Exercise objective:
Write out the listing below exactly, and omit any images you find in it.

···

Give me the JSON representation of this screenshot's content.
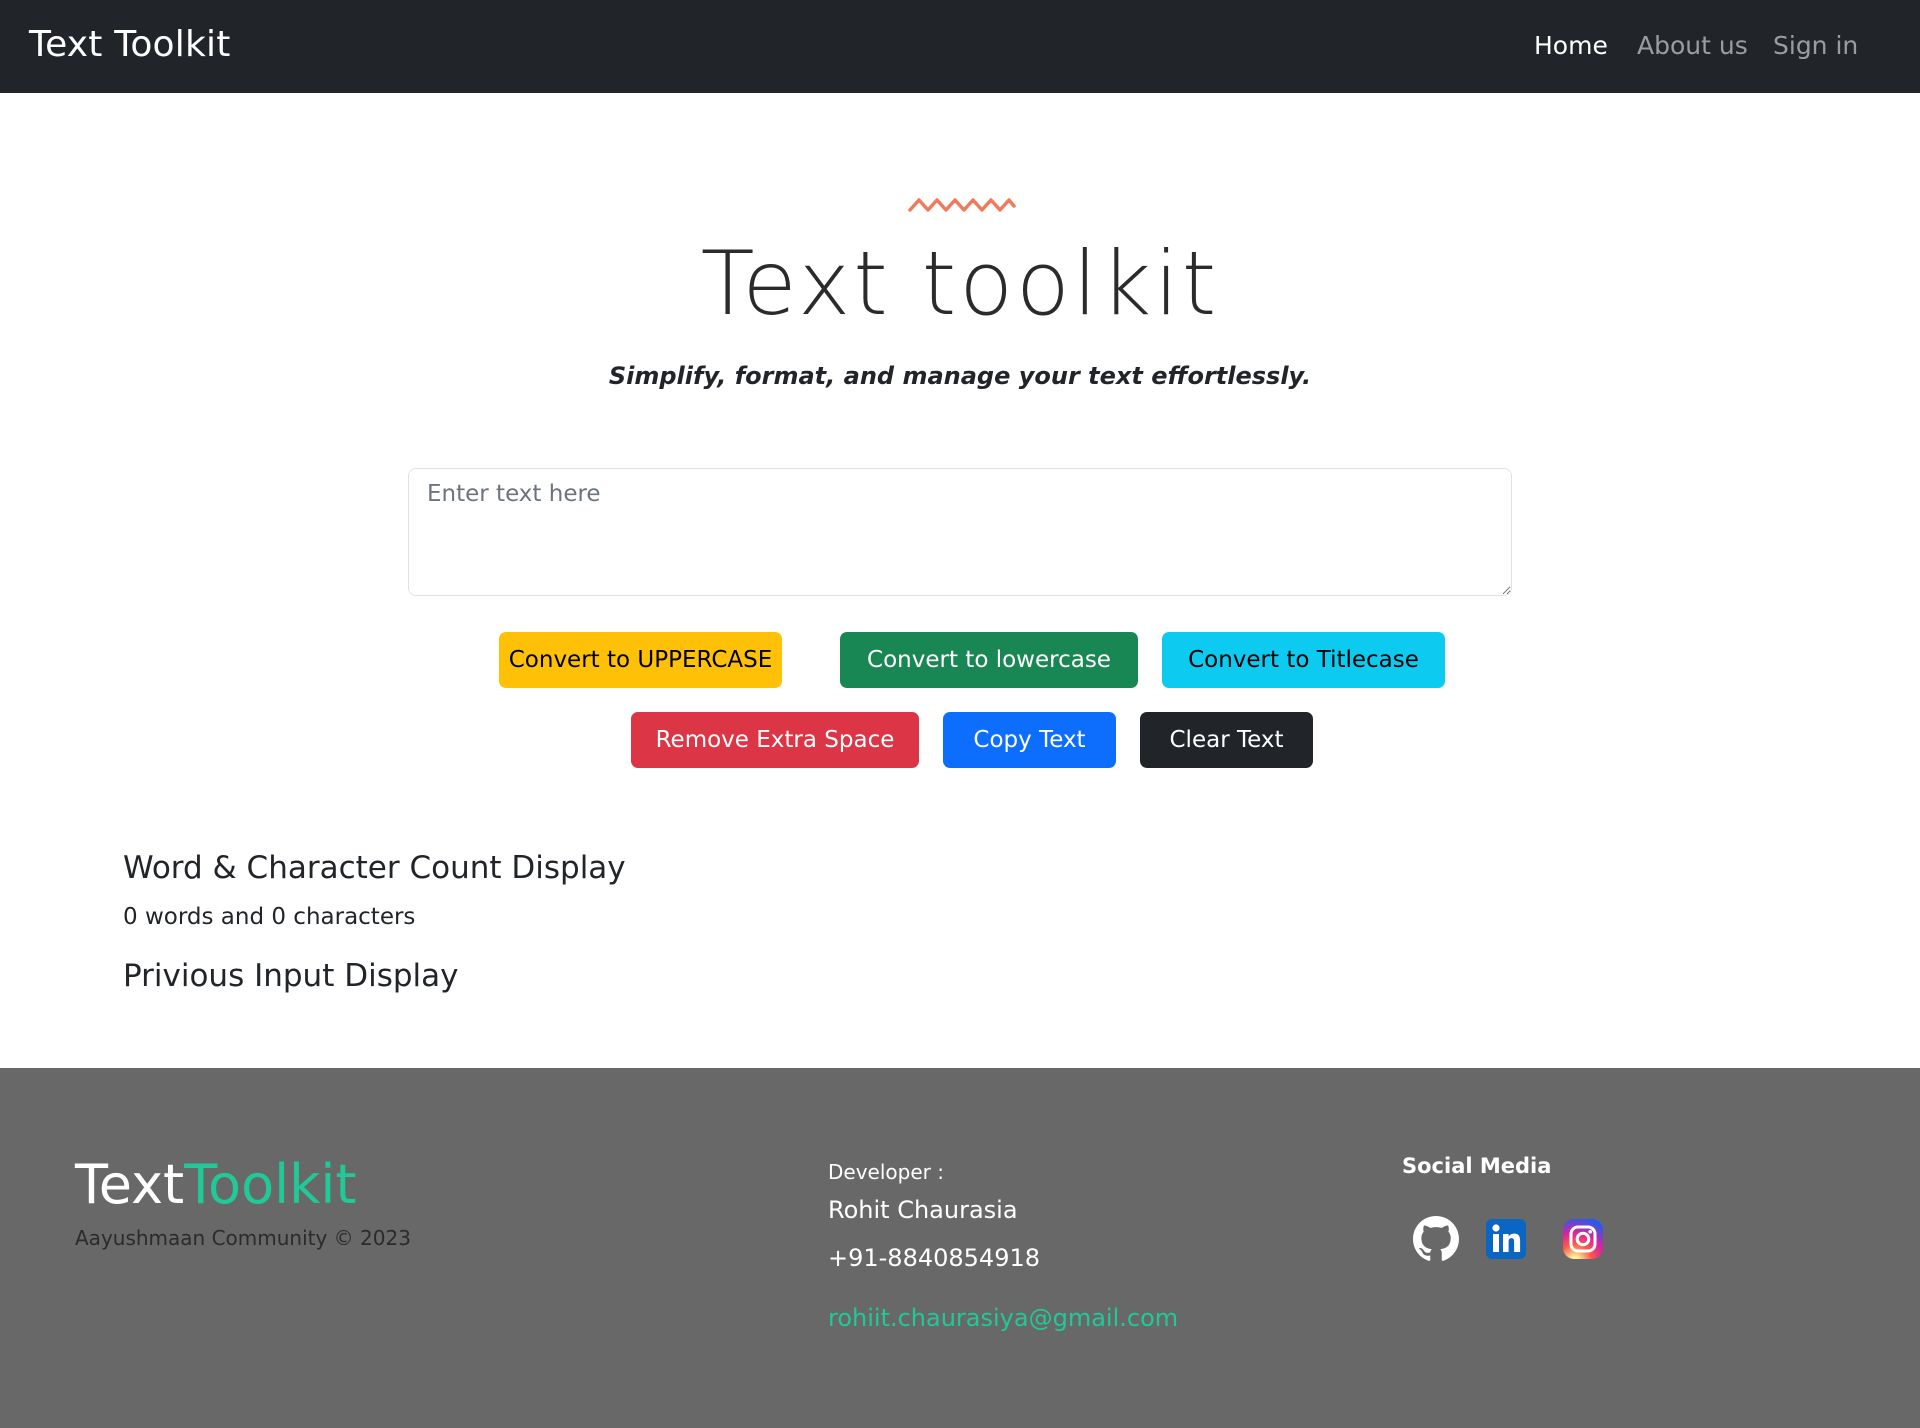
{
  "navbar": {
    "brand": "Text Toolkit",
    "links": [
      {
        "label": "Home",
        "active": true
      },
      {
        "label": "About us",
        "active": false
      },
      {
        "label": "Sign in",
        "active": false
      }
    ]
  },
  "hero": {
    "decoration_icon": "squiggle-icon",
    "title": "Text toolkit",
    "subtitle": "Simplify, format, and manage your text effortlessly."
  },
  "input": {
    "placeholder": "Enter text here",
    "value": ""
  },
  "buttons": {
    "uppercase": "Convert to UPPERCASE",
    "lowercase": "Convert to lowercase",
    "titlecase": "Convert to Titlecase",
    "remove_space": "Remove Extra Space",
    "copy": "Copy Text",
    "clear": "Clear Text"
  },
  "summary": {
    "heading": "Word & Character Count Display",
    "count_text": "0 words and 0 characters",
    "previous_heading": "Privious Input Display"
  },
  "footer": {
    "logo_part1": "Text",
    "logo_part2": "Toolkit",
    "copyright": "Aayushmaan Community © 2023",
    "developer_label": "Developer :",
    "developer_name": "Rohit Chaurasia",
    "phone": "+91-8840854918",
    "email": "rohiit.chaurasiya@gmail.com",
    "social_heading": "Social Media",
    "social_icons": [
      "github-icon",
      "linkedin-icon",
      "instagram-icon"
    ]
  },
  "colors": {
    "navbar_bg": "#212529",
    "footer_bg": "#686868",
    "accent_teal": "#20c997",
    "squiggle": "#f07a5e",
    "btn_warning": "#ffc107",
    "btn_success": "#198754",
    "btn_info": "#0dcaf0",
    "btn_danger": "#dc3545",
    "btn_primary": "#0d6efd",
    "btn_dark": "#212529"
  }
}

···

Solved exercise:
Give me the JSON representation of this screenshot's content.
{
  "navbar": {
    "brand": "Text Toolkit",
    "links": [
      {
        "label": "Home",
        "active": true
      },
      {
        "label": "About us",
        "active": false
      },
      {
        "label": "Sign in",
        "active": false
      }
    ]
  },
  "hero": {
    "decoration_icon": "squiggle-icon",
    "title": "Text toolkit",
    "subtitle": "Simplify, format, and manage your text effortlessly."
  },
  "input": {
    "placeholder": "Enter text here",
    "value": ""
  },
  "buttons": {
    "uppercase": "Convert to UPPERCASE",
    "lowercase": "Convert to lowercase",
    "titlecase": "Convert to Titlecase",
    "remove_space": "Remove Extra Space",
    "copy": "Copy Text",
    "clear": "Clear Text"
  },
  "summary": {
    "heading": "Word & Character Count Display",
    "count_text": "0 words and 0 characters",
    "previous_heading": "Privious Input Display"
  },
  "footer": {
    "logo_part1": "Text",
    "logo_part2": "Toolkit",
    "copyright": "Aayushmaan Community © 2023",
    "developer_label": "Developer :",
    "developer_name": "Rohit Chaurasia",
    "phone": "+91-8840854918",
    "email": "rohiit.chaurasiya@gmail.com",
    "social_heading": "Social Media",
    "social_icons": [
      "github-icon",
      "linkedin-icon",
      "instagram-icon"
    ]
  },
  "colors": {
    "navbar_bg": "#212529",
    "footer_bg": "#686868",
    "accent_teal": "#20c997",
    "squiggle": "#f07a5e",
    "btn_warning": "#ffc107",
    "btn_success": "#198754",
    "btn_info": "#0dcaf0",
    "btn_danger": "#dc3545",
    "btn_primary": "#0d6efd",
    "btn_dark": "#212529"
  }
}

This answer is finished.